◆ What is required ◆
Pull every "with" line out of the data below.

◆ Records provided ◆

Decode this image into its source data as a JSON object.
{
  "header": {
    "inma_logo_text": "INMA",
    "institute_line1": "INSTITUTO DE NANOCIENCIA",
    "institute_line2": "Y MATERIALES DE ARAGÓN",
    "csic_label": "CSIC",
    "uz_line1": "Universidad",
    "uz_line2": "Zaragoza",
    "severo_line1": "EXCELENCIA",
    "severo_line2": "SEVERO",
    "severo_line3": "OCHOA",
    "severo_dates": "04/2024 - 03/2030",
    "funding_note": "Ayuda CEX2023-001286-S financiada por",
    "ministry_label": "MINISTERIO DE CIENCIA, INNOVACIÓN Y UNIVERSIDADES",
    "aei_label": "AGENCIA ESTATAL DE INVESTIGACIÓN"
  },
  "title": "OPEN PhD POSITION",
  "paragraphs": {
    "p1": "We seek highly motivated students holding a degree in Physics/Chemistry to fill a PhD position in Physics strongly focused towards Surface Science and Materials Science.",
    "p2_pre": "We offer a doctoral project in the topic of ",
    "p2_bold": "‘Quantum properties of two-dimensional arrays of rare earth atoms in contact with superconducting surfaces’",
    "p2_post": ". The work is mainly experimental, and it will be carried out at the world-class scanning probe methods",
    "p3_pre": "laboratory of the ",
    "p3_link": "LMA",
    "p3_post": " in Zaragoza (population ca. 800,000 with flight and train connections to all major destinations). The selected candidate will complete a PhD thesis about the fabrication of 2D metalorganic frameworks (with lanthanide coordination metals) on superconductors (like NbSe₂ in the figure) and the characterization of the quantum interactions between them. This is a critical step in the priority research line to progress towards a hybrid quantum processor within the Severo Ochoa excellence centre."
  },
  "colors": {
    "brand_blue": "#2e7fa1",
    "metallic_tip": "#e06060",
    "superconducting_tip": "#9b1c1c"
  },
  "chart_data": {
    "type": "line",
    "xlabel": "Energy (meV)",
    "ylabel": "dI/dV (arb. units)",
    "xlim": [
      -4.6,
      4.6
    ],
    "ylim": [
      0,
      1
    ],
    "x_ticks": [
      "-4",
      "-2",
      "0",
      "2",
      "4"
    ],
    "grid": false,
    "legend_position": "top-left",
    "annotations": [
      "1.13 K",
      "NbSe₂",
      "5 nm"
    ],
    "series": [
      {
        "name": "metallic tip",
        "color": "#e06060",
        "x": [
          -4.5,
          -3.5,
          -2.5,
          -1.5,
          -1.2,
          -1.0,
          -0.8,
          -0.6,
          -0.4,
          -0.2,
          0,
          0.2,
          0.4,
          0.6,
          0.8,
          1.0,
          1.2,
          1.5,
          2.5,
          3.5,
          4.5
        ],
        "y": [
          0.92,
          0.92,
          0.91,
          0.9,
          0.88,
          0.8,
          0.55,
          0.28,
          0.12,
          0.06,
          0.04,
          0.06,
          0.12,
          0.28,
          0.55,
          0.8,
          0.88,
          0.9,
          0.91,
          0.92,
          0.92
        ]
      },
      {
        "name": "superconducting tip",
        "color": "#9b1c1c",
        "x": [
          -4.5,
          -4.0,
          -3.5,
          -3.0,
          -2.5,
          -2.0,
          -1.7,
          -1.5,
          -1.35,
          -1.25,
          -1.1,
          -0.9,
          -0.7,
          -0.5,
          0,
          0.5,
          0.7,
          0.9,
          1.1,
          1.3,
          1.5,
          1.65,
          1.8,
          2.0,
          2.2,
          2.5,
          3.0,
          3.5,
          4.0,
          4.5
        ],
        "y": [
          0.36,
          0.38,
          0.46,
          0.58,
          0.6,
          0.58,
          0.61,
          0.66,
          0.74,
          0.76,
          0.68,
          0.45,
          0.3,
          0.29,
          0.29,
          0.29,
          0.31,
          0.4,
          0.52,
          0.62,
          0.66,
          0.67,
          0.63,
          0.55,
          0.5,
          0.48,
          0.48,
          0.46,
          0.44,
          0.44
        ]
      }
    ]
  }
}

◆ Exercise answer ◆
    "p2_bold": "‘Quantum properties of two-dimensional arrays of rare earth atoms in contact with superconducting surfaces’",
    "p3_post": " in Zaragoza (population ca. 800,000 with flight and train connections to all major destinations). The selected candidate will complete a PhD thesis about the fabrication of 2D metalorganic frameworks (with lanthanide coordination metals) on superconductors (like NbSe₂ in the figure) and the characterization of the quantum interactions between them. This is a critical step in the priority research line to progress towards a hybrid quantum processor within the Severo Ochoa excellence centre."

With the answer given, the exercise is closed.